> **Supplied records**
>> Begin

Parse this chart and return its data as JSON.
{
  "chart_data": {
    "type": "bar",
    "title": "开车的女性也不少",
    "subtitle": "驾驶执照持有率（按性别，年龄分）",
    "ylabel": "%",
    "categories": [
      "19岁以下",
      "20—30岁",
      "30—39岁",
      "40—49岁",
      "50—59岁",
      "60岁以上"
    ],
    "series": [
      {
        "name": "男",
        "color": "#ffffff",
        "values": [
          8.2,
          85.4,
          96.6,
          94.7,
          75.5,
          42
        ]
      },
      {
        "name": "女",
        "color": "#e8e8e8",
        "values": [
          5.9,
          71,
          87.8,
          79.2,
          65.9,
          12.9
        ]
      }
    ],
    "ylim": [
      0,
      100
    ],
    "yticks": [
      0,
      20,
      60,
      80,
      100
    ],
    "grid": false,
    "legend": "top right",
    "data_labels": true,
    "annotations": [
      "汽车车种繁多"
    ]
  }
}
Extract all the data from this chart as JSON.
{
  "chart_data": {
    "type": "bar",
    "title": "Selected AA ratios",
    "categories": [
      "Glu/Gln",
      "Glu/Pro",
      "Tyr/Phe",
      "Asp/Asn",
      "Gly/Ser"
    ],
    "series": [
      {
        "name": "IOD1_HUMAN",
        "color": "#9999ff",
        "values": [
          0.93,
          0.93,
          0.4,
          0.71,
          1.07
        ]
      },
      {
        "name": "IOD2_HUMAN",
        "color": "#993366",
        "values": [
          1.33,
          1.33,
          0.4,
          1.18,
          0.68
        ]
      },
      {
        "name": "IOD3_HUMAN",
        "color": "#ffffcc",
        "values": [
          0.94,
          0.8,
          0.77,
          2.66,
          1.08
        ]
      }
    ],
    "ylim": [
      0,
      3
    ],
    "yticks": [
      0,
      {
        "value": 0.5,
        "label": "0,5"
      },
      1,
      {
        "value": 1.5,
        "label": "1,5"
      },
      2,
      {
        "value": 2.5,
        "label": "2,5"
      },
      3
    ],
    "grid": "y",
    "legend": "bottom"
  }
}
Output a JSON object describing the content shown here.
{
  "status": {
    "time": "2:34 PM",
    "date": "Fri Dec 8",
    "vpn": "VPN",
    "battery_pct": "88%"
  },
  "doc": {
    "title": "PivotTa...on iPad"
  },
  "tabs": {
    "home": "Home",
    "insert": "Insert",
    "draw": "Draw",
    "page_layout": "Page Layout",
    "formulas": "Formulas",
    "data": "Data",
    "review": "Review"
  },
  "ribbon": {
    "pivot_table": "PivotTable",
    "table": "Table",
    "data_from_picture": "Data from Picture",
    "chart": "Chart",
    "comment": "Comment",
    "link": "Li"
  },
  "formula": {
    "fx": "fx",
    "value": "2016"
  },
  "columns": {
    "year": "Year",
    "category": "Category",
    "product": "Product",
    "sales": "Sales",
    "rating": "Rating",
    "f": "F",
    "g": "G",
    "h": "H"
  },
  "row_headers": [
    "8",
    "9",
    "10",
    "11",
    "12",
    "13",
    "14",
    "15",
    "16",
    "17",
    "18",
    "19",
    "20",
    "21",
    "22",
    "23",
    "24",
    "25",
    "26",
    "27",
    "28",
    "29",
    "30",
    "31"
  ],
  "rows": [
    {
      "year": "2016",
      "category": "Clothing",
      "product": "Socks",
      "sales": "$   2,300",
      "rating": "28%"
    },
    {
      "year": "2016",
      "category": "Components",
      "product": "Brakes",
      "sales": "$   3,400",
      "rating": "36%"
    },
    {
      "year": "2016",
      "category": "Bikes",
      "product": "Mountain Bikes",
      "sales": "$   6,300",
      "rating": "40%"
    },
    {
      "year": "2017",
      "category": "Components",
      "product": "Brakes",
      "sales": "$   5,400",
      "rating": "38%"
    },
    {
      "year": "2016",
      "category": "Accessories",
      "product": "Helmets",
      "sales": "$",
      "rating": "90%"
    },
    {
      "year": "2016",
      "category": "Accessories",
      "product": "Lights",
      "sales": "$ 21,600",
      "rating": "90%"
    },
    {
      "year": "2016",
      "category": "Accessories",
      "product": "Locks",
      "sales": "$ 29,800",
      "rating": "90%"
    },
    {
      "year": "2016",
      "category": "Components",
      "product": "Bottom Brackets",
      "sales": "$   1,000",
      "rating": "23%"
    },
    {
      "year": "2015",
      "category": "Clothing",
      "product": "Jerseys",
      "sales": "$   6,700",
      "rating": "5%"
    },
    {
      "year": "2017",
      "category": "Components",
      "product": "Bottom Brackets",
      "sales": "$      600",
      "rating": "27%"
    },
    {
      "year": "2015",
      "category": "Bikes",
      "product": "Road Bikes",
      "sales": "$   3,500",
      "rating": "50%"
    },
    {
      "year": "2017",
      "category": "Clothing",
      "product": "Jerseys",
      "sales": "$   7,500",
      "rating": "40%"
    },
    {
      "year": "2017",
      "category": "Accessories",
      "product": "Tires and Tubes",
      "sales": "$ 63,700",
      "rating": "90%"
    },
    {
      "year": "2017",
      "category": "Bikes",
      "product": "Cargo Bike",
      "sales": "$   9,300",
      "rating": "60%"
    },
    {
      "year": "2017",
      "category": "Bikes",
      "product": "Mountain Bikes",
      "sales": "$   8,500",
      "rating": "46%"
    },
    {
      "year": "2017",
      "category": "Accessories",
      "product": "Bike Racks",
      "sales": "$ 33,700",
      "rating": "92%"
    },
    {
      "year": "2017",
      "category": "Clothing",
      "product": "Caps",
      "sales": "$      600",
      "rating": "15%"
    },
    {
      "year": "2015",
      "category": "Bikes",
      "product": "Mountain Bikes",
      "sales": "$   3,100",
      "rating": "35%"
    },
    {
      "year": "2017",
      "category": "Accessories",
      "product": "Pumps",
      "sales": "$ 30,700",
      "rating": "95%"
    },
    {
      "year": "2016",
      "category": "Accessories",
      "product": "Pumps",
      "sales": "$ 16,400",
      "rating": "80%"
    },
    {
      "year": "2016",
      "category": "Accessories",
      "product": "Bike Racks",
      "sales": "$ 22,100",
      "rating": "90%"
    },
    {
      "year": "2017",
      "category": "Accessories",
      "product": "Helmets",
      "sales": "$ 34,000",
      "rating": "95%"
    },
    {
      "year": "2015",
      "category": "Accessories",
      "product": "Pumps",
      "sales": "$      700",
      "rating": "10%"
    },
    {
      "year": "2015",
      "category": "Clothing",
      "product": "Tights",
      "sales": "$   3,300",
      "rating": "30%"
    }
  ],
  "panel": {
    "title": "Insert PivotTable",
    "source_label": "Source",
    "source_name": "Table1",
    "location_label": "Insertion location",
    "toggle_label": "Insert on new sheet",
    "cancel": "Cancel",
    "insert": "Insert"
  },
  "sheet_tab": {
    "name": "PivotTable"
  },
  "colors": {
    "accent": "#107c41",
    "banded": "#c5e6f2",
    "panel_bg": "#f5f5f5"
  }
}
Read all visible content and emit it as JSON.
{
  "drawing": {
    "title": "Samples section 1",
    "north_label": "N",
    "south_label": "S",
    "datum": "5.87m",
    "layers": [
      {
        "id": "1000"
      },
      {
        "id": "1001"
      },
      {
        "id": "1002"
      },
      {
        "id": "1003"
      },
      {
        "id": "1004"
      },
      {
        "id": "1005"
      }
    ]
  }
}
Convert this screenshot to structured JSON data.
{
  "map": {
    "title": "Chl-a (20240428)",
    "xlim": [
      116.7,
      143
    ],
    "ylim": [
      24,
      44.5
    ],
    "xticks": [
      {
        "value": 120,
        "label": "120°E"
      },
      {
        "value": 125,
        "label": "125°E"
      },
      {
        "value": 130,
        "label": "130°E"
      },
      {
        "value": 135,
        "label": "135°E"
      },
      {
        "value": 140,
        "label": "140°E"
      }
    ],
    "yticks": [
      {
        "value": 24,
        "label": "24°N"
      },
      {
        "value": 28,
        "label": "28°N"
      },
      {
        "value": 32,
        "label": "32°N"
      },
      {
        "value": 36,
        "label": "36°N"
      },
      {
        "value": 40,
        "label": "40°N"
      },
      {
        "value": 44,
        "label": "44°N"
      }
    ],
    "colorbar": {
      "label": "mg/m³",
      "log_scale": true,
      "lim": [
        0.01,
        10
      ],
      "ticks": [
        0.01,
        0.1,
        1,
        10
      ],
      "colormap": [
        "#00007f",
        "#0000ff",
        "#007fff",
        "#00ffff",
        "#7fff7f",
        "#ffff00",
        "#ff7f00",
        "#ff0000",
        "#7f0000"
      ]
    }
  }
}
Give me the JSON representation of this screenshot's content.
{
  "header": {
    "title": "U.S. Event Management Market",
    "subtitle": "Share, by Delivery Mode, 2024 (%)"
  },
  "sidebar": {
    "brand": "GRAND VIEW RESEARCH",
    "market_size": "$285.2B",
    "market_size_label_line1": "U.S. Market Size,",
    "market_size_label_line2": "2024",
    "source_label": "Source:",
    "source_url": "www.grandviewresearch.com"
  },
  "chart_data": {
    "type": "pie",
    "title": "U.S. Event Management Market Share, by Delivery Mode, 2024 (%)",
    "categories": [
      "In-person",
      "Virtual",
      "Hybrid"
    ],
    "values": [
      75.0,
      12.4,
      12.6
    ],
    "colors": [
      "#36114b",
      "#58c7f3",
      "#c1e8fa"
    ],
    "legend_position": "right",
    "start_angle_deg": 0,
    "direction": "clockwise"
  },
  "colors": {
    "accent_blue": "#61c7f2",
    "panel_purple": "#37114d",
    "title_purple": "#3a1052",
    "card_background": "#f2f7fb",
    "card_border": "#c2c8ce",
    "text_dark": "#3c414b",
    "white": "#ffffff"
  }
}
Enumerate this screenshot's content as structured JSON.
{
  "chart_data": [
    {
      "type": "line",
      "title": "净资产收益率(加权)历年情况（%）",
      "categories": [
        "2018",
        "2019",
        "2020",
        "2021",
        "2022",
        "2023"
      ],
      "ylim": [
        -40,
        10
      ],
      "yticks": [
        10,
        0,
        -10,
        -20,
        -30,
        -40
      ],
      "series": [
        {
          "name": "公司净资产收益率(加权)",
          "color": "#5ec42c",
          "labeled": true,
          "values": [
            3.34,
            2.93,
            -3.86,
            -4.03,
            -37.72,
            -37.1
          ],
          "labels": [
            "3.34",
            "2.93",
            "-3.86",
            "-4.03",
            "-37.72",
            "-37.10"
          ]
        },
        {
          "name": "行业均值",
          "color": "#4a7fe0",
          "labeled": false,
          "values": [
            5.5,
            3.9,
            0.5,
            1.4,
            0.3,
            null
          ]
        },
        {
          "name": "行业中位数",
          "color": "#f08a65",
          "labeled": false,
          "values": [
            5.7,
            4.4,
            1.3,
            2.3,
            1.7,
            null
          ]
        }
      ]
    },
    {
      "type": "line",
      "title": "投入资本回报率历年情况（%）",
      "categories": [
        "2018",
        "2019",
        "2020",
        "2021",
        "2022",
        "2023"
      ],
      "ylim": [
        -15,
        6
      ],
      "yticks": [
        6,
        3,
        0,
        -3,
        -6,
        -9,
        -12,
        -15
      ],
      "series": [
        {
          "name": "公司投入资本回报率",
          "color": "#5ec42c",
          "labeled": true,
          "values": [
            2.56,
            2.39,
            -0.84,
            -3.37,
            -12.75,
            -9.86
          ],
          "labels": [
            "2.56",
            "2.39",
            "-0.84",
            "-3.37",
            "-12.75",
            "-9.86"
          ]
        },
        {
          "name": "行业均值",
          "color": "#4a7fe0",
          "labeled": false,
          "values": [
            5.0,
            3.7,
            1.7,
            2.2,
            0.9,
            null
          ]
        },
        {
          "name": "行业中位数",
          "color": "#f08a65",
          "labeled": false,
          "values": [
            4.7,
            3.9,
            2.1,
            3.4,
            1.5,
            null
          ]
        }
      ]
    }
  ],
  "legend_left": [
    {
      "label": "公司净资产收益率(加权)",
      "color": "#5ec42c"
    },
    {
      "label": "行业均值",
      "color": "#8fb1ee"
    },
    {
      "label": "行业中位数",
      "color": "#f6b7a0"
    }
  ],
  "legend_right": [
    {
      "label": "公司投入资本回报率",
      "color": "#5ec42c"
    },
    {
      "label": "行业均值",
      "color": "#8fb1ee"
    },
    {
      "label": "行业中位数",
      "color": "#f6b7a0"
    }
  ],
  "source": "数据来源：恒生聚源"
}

>> End

> **The request**
Copy out every line from the data above that has "Event" in it.

> **Full output**
    "title": "U.S. Event Management Market",
    "title": "U.S. Event Management Market Share, by Delivery Mode, 2024 (%)",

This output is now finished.